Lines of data
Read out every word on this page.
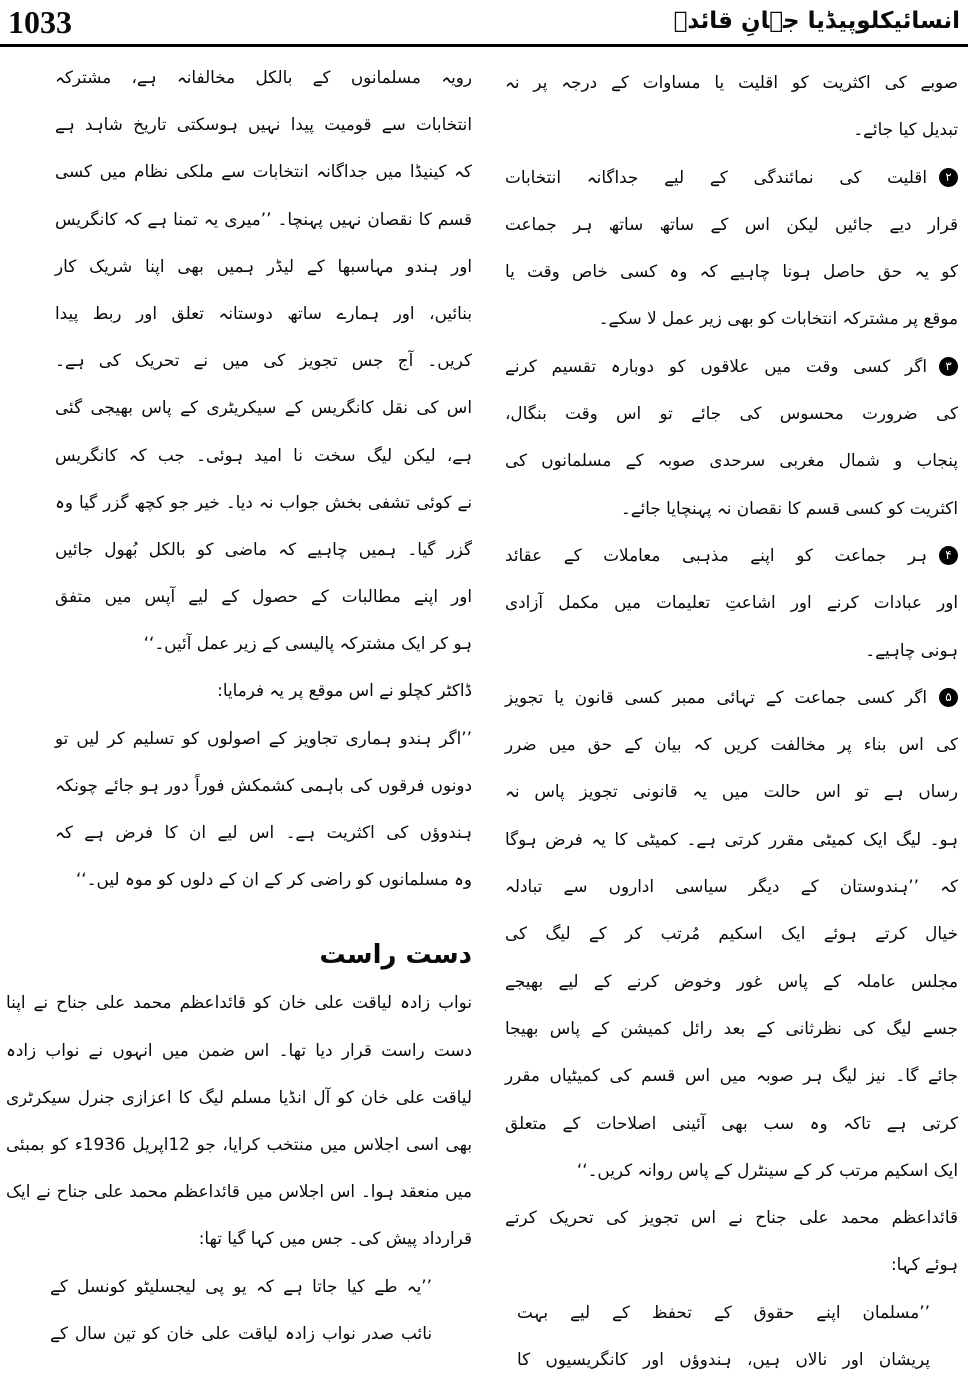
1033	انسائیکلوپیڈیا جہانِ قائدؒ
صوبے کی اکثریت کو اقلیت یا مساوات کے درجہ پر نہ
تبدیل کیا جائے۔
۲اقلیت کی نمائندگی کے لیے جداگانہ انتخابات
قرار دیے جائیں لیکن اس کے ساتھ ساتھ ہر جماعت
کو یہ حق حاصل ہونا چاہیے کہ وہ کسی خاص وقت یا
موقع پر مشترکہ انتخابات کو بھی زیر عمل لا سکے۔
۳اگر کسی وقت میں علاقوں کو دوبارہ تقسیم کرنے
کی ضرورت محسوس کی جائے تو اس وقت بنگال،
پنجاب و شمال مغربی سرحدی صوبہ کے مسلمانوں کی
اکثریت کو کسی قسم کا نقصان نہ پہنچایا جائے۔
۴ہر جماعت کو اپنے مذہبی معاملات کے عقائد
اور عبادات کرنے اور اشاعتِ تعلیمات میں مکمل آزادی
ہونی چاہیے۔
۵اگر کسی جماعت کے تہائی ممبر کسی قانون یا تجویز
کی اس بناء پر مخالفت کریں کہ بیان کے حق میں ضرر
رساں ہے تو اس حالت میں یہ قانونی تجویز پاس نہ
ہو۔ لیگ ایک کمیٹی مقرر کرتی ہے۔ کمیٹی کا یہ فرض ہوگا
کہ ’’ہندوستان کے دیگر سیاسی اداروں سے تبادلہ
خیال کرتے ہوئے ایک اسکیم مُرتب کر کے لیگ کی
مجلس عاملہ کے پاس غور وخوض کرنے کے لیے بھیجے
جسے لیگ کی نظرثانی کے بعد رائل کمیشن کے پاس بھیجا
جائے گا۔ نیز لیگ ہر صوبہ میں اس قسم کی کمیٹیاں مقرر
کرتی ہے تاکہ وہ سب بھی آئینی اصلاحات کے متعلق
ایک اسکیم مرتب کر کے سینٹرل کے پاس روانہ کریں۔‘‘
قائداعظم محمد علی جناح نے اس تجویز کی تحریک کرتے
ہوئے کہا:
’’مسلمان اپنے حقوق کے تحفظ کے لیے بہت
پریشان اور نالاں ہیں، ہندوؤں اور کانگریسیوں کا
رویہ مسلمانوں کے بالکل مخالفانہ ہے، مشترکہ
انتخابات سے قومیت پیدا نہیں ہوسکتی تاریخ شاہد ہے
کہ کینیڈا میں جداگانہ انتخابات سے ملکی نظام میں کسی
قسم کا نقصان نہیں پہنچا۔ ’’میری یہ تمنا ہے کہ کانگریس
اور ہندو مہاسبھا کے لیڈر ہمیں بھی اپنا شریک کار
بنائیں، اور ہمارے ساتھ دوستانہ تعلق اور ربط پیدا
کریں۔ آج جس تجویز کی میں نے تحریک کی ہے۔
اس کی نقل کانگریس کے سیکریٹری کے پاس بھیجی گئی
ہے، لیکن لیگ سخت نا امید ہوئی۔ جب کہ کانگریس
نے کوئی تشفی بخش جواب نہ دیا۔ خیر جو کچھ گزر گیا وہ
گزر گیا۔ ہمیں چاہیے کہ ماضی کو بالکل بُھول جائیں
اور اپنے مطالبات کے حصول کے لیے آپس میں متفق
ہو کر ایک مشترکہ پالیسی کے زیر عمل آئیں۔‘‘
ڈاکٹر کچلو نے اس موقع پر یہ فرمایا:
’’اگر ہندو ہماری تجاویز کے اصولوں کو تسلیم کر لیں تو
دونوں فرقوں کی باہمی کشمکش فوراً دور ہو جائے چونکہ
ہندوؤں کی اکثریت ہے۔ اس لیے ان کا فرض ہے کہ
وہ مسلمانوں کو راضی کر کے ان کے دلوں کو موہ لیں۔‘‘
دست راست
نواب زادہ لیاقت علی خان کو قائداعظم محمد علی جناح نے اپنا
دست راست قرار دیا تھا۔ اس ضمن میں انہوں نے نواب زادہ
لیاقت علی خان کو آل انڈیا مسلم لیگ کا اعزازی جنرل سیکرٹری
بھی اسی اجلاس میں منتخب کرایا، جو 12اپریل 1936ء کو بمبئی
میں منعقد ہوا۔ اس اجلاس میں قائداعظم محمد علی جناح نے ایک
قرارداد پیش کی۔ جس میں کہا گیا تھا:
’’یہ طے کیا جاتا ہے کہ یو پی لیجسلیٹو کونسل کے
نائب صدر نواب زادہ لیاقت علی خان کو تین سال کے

- EXERCISE AIM
Repeat each record exactly, with the pictures left out.

- WRITTEN SOLUTION
Read out every word on this page.
1033	انسائیکلوپیڈیا جہانِ قائدؒ
صوبے کی اکثریت کو اقلیت یا مساوات کے درجہ پر نہ
تبدیل کیا جائے۔
۲اقلیت کی نمائندگی کے لیے جداگانہ انتخابات
قرار دیے جائیں لیکن اس کے ساتھ ساتھ ہر جماعت
کو یہ حق حاصل ہونا چاہیے کہ وہ کسی خاص وقت یا
موقع پر مشترکہ انتخابات کو بھی زیر عمل لا سکے۔
۳اگر کسی وقت میں علاقوں کو دوبارہ تقسیم کرنے
کی ضرورت محسوس کی جائے تو اس وقت بنگال،
پنجاب و شمال مغربی سرحدی صوبہ کے مسلمانوں کی
اکثریت کو کسی قسم کا نقصان نہ پہنچایا جائے۔
۴ہر جماعت کو اپنے مذہبی معاملات کے عقائد
اور عبادات کرنے اور اشاعتِ تعلیمات میں مکمل آزادی
ہونی چاہیے۔
۵اگر کسی جماعت کے تہائی ممبر کسی قانون یا تجویز
کی اس بناء پر مخالفت کریں کہ بیان کے حق میں ضرر
رساں ہے تو اس حالت میں یہ قانونی تجویز پاس نہ
ہو۔ لیگ ایک کمیٹی مقرر کرتی ہے۔ کمیٹی کا یہ فرض ہوگا
کہ ’’ہندوستان کے دیگر سیاسی اداروں سے تبادلہ
خیال کرتے ہوئے ایک اسکیم مُرتب کر کے لیگ کی
مجلس عاملہ کے پاس غور وخوض کرنے کے لیے بھیجے
جسے لیگ کی نظرثانی کے بعد رائل کمیشن کے پاس بھیجا
جائے گا۔ نیز لیگ ہر صوبہ میں اس قسم کی کمیٹیاں مقرر
کرتی ہے تاکہ وہ سب بھی آئینی اصلاحات کے متعلق
ایک اسکیم مرتب کر کے سینٹرل کے پاس روانہ کریں۔‘‘
قائداعظم محمد علی جناح نے اس تجویز کی تحریک کرتے
ہوئے کہا:
’’مسلمان اپنے حقوق کے تحفظ کے لیے بہت
پریشان اور نالاں ہیں، ہندوؤں اور کانگریسیوں کا
رویہ مسلمانوں کے بالکل مخالفانہ ہے، مشترکہ
انتخابات سے قومیت پیدا نہیں ہوسکتی تاریخ شاہد ہے
کہ کینیڈا میں جداگانہ انتخابات سے ملکی نظام میں کسی
قسم کا نقصان نہیں پہنچا۔ ’’میری یہ تمنا ہے کہ کانگریس
اور ہندو مہاسبھا کے لیڈر ہمیں بھی اپنا شریک کار
بنائیں، اور ہمارے ساتھ دوستانہ تعلق اور ربط پیدا
کریں۔ آج جس تجویز کی میں نے تحریک کی ہے۔
اس کی نقل کانگریس کے سیکریٹری کے پاس بھیجی گئی
ہے، لیکن لیگ سخت نا امید ہوئی۔ جب کہ کانگریس
نے کوئی تشفی بخش جواب نہ دیا۔ خیر جو کچھ گزر گیا وہ
گزر گیا۔ ہمیں چاہیے کہ ماضی کو بالکل بُھول جائیں
اور اپنے مطالبات کے حصول کے لیے آپس میں متفق
ہو کر ایک مشترکہ پالیسی کے زیر عمل آئیں۔‘‘
ڈاکٹر کچلو نے اس موقع پر یہ فرمایا:
’’اگر ہندو ہماری تجاویز کے اصولوں کو تسلیم کر لیں تو
دونوں فرقوں کی باہمی کشمکش فوراً دور ہو جائے چونکہ
ہندوؤں کی اکثریت ہے۔ اس لیے ان کا فرض ہے کہ
وہ مسلمانوں کو راضی کر کے ان کے دلوں کو موہ لیں۔‘‘
دست راست
نواب زادہ لیاقت علی خان کو قائداعظم محمد علی جناح نے اپنا
دست راست قرار دیا تھا۔ اس ضمن میں انہوں نے نواب زادہ
لیاقت علی خان کو آل انڈیا مسلم لیگ کا اعزازی جنرل سیکرٹری
بھی اسی اجلاس میں منتخب کرایا، جو 12اپریل 1936ء کو بمبئی
میں منعقد ہوا۔ اس اجلاس میں قائداعظم محمد علی جناح نے ایک
قرارداد پیش کی۔ جس میں کہا گیا تھا:
’’یہ طے کیا جاتا ہے کہ یو پی لیجسلیٹو کونسل کے
نائب صدر نواب زادہ لیاقت علی خان کو تین سال کے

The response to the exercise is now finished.